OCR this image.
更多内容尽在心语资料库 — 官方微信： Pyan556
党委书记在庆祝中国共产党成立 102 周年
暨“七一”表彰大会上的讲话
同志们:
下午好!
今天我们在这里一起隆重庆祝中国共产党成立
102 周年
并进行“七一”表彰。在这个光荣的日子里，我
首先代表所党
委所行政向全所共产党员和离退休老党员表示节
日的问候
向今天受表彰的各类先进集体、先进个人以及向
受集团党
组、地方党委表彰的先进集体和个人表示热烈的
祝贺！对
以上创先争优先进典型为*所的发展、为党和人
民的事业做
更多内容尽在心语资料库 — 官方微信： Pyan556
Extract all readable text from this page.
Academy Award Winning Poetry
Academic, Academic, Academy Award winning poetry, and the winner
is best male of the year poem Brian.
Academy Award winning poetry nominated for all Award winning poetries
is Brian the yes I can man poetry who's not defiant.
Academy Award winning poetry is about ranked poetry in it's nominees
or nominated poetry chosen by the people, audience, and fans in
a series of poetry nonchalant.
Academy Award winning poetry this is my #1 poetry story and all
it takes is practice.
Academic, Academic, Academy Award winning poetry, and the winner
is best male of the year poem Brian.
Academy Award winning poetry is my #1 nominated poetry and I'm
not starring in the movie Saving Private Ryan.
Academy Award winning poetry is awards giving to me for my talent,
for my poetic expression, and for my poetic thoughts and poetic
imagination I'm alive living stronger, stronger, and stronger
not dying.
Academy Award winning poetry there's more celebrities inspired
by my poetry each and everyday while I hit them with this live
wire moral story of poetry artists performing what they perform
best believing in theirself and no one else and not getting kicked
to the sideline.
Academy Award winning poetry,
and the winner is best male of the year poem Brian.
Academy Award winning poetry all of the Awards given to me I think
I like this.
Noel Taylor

☆ ☆ ☆

[What this task involves] Each line above must be reproduced exactly as it stands.

[Written answer]
OCR this image.
更多内容尽在心语资料库 — 官方微信： Pyan556
党委书记在庆祝中国共产党成立 102 周年
暨“七一”表彰大会上的讲话
同志们:
下午好!
今天我们在这里一起隆重庆祝中国共产党成立
102 周年
并进行“七一”表彰。在这个光荣的日子里，我
首先代表所党
委所行政向全所共产党员和离退休老党员表示节
日的问候
向今天受表彰的各类先进集体、先进个人以及向
受集团党
组、地方党委表彰的先进集体和个人表示热烈的
祝贺！对
以上创先争优先进典型为*所的发展、为党和人
民的事业做
更多内容尽在心语资料库 — 官方微信： Pyan556
Extract all readable text from this page.
Academy Award Winning Poetry
Academic, Academic, Academy Award winning poetry, and the winner
is best male of the year poem Brian.
Academy Award winning poetry nominated for all Award winning poetries
is Brian the yes I can man poetry who's not defiant.
Academy Award winning poetry is about ranked poetry in it's nominees
or nominated poetry chosen by the people, audience, and fans in
a series of poetry nonchalant.
Academy Award winning poetry this is my #1 poetry story and all
it takes is practice.
Academic, Academic, Academy Award winning poetry, and the winner
is best male of the year poem Brian.
Academy Award winning poetry is my #1 nominated poetry and I'm
not starring in the movie Saving Private Ryan.
Academy Award winning poetry is awards giving to me for my talent,
for my poetic expression, and for my poetic thoughts and poetic
imagination I'm alive living stronger, stronger, and stronger
not dying.
Academy Award winning poetry there's more celebrities inspired
by my poetry each and everyday while I hit them with this live
wire moral story of poetry artists performing what they perform
best believing in theirself and no one else and not getting kicked
to the sideline.
Academy Award winning poetry,
and the winner is best male of the year poem Brian.
Academy Award winning poetry all of the Awards given to me I think
I like this.
Noel Taylor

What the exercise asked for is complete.